▸ GIVEN INSTRUCTION
Filter the records below down to lines containing "price".

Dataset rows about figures
"""

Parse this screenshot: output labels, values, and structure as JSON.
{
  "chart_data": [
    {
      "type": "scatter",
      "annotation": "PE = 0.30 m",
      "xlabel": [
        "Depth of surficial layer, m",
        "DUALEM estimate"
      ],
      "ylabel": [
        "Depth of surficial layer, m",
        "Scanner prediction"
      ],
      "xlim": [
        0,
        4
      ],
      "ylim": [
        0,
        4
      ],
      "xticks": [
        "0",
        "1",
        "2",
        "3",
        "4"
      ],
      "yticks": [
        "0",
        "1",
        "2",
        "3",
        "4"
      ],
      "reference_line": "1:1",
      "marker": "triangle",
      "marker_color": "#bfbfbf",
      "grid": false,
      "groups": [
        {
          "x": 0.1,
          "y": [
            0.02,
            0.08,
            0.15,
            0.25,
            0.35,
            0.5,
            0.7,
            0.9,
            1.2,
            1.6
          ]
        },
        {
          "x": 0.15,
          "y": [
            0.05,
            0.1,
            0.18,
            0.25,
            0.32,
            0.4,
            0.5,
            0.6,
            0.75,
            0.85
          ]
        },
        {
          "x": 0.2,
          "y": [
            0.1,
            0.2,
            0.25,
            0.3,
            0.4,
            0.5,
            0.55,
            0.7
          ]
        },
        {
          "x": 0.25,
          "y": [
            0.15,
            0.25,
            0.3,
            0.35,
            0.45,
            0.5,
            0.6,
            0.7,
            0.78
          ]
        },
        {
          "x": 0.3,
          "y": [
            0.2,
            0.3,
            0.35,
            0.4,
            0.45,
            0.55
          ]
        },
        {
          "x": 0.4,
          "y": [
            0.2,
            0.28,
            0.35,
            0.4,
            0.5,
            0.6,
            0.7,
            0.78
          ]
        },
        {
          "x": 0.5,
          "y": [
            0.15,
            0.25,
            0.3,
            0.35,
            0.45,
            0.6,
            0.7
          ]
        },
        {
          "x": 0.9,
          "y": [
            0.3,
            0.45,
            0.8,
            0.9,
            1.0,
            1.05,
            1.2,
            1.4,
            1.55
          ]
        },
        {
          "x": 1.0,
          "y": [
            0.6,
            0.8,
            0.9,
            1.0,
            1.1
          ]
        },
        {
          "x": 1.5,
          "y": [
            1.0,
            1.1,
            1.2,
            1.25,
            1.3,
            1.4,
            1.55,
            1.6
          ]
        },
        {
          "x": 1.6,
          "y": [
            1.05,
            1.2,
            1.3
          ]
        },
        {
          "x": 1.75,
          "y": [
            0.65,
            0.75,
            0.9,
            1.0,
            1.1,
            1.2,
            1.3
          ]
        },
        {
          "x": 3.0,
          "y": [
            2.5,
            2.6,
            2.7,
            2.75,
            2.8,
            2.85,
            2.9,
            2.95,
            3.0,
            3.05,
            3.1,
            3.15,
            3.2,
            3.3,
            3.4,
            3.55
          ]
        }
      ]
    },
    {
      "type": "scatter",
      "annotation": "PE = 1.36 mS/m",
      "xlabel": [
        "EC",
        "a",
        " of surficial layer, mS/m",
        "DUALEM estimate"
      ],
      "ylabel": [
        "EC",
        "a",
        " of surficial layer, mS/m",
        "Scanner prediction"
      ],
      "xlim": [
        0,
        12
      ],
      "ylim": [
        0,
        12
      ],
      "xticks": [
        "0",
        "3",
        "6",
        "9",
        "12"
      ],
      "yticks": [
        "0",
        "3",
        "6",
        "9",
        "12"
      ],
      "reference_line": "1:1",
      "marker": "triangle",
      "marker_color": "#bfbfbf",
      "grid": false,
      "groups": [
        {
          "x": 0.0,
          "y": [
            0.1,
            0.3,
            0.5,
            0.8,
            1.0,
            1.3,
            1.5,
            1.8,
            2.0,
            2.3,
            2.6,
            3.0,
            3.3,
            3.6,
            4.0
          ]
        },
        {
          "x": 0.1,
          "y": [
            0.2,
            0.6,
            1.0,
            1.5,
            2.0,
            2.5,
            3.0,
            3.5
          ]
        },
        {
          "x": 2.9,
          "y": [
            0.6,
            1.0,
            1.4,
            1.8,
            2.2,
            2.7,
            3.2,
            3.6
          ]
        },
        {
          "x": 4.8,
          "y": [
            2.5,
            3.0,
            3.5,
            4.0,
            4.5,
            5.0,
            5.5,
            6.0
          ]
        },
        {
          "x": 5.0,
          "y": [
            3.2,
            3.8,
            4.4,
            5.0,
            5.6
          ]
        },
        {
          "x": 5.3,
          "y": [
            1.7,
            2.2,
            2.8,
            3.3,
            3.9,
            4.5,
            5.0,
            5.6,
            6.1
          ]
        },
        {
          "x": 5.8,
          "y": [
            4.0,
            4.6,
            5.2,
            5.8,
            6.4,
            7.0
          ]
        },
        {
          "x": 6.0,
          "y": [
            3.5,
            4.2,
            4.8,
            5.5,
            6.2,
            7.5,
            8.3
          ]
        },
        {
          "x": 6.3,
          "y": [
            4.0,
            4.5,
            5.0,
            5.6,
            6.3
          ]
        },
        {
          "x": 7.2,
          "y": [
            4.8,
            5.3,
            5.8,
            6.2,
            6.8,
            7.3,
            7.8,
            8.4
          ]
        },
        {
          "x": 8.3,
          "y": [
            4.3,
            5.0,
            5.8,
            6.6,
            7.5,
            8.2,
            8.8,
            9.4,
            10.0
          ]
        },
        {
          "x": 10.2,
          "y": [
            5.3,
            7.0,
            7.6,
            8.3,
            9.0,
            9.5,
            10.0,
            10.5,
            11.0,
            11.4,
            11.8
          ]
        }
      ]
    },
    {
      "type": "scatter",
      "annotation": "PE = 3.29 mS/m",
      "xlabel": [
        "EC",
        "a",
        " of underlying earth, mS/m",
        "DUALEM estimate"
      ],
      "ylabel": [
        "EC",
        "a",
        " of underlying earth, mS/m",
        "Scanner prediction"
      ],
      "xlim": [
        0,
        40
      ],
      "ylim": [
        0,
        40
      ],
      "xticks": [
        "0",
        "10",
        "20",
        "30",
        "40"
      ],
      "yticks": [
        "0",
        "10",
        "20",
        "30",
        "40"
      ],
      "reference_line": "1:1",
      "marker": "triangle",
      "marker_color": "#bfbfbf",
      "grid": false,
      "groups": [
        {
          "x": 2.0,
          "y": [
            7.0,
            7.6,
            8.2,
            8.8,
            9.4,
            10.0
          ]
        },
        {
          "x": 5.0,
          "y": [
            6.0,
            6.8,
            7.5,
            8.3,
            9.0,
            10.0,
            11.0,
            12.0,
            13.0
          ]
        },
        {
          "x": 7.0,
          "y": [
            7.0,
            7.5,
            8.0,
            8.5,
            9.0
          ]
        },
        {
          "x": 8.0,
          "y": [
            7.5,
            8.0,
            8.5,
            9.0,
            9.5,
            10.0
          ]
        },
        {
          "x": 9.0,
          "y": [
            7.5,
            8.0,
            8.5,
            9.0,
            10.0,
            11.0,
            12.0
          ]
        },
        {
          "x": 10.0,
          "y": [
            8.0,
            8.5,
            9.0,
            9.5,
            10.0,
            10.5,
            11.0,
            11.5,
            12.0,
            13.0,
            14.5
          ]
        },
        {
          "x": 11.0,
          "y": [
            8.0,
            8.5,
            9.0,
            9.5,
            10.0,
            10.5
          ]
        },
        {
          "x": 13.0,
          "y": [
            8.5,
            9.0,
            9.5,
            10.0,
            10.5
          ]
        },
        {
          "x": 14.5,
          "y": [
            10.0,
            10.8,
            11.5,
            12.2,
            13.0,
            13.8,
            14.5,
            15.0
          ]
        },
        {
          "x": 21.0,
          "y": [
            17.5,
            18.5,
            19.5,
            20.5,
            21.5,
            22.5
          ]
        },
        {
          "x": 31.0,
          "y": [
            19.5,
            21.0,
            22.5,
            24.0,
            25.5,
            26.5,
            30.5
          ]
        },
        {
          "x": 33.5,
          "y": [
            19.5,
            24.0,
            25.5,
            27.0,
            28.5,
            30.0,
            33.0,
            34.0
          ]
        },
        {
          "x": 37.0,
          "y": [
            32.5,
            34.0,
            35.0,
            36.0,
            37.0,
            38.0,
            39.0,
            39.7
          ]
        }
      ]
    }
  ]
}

"""
"""

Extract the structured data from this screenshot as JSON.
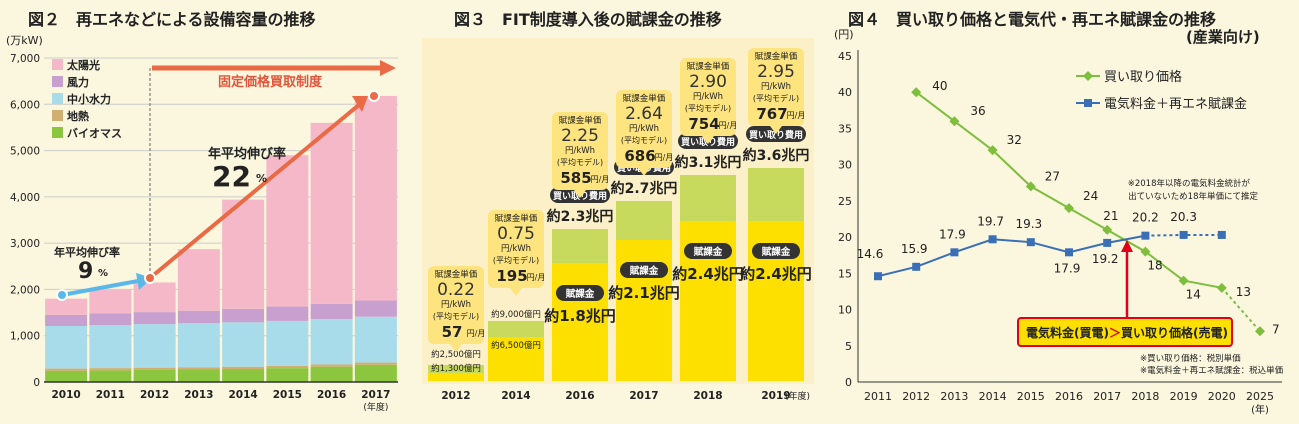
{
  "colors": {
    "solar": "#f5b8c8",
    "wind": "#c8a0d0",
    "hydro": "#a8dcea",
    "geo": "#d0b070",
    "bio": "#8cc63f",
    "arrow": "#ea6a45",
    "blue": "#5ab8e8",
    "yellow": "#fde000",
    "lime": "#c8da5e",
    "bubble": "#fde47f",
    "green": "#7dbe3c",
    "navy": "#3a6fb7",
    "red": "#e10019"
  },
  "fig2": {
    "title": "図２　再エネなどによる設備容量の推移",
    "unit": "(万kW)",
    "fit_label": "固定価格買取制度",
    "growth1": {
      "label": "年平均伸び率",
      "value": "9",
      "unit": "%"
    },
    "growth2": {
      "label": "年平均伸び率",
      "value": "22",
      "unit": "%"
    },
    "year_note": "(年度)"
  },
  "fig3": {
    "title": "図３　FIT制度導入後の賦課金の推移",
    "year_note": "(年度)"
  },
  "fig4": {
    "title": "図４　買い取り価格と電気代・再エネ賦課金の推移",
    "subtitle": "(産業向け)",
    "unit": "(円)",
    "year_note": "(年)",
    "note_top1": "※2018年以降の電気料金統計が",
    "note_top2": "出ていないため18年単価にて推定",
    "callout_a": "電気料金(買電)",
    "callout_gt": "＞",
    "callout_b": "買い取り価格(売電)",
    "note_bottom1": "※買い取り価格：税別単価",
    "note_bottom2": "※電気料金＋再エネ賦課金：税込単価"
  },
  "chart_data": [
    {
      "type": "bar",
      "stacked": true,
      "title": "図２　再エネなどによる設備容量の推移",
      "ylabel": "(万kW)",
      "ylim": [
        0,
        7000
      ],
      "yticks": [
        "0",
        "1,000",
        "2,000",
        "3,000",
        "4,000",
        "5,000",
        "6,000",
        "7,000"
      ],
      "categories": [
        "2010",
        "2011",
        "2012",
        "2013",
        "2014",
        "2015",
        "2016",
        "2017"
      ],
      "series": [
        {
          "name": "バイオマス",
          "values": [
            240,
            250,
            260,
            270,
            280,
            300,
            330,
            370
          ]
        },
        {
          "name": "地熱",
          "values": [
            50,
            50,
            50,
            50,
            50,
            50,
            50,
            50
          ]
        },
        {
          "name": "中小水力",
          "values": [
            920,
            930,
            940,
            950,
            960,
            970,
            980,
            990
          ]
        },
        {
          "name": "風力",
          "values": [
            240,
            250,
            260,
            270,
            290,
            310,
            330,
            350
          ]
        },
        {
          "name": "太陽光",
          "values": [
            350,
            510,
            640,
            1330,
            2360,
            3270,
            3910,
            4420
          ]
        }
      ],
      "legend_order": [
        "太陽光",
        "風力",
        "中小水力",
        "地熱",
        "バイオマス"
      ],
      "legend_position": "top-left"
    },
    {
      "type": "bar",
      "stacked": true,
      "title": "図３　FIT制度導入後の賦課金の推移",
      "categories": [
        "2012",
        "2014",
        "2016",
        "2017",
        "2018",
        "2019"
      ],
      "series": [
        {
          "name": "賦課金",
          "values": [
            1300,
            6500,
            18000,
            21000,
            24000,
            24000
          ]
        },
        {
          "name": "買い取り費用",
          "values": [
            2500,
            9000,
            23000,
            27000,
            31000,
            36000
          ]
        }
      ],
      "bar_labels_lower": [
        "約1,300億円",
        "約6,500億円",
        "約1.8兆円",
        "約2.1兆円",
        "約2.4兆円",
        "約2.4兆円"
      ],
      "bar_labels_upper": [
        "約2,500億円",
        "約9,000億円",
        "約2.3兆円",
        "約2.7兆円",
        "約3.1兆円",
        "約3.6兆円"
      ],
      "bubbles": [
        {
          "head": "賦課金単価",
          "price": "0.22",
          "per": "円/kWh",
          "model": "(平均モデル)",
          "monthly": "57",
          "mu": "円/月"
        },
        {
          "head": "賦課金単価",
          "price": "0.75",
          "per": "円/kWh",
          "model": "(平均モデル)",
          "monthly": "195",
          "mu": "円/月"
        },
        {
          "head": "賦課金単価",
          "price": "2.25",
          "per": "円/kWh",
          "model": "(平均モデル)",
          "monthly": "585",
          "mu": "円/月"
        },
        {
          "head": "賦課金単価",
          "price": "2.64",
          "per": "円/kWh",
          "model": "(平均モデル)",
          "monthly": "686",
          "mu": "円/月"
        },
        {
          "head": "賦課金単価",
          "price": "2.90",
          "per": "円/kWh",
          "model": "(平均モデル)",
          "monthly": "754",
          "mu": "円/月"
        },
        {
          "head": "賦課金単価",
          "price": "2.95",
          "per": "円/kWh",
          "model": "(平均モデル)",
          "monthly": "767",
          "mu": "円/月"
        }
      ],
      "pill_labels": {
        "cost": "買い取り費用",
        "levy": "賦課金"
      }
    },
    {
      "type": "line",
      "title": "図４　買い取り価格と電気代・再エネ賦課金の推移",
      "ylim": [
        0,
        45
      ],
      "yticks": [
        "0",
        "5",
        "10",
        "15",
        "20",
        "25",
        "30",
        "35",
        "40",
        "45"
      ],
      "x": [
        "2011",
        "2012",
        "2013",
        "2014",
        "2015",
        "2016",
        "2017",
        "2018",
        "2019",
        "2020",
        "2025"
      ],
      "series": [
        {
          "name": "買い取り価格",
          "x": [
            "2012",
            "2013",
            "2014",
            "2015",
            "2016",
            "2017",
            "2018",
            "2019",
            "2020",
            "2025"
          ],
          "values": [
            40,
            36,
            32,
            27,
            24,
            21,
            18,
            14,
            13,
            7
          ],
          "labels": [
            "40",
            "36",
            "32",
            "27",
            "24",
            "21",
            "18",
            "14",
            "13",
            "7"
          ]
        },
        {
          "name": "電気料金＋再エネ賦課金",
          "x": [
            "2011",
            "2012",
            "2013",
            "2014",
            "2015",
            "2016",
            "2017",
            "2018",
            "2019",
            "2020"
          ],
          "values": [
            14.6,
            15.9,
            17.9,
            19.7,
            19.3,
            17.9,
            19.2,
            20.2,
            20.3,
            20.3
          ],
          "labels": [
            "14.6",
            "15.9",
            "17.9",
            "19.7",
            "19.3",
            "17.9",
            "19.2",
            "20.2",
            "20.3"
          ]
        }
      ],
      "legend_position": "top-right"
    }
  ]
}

"""
"""

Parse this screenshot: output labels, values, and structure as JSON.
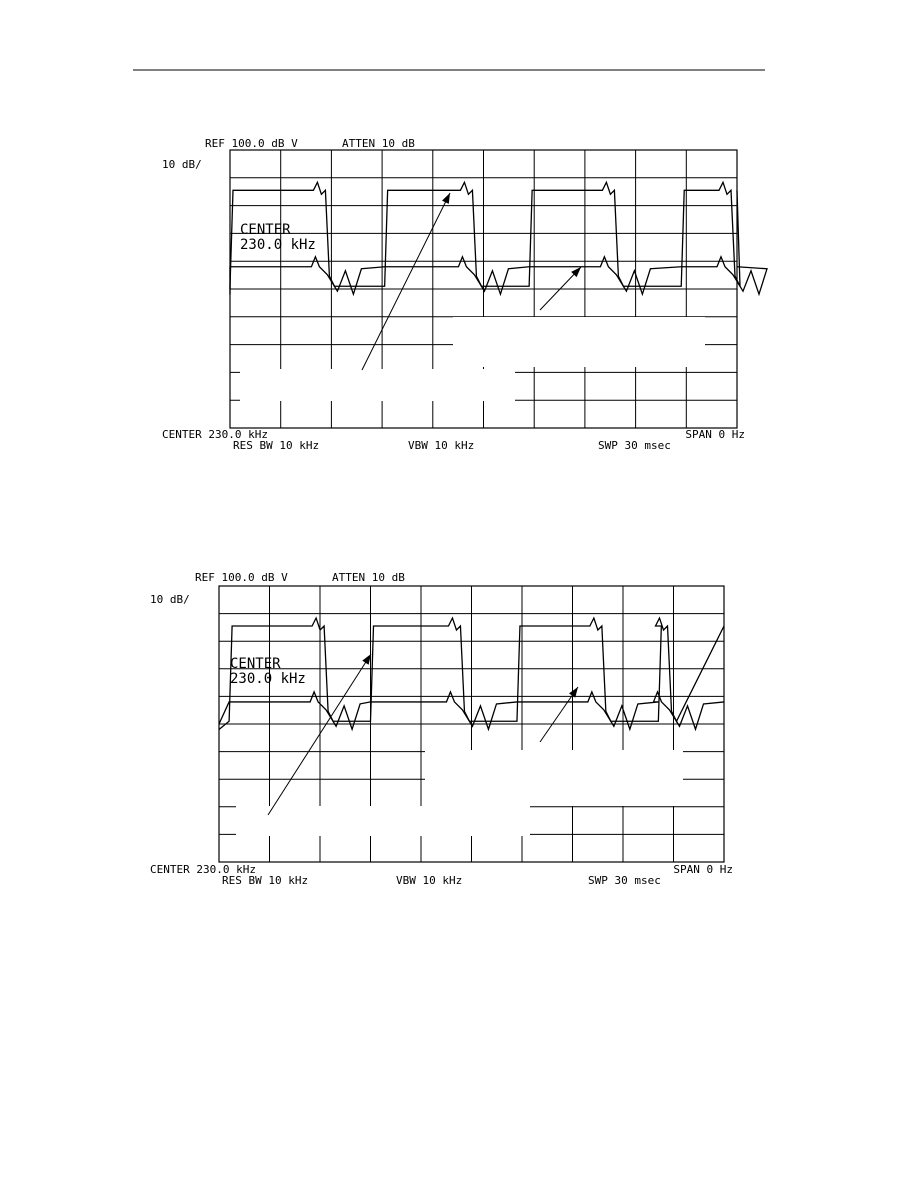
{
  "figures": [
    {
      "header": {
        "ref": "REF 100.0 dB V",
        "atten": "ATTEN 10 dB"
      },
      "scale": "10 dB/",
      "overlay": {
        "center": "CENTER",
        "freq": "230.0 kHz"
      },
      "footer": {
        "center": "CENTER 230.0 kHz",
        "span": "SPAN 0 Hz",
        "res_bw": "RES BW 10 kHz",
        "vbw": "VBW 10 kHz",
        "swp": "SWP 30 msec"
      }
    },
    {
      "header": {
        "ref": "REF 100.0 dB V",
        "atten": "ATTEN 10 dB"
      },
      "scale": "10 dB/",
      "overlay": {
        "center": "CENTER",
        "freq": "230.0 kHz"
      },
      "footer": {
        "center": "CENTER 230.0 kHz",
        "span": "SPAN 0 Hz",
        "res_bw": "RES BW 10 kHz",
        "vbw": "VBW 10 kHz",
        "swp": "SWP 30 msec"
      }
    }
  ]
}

"""

▸ ANSWER TO THIS TASK
          "price": "0.22",
          "price": "0.75",
          "price": "2.25",
          "price": "2.64",
          "price": "2.90",
          "price": "2.95",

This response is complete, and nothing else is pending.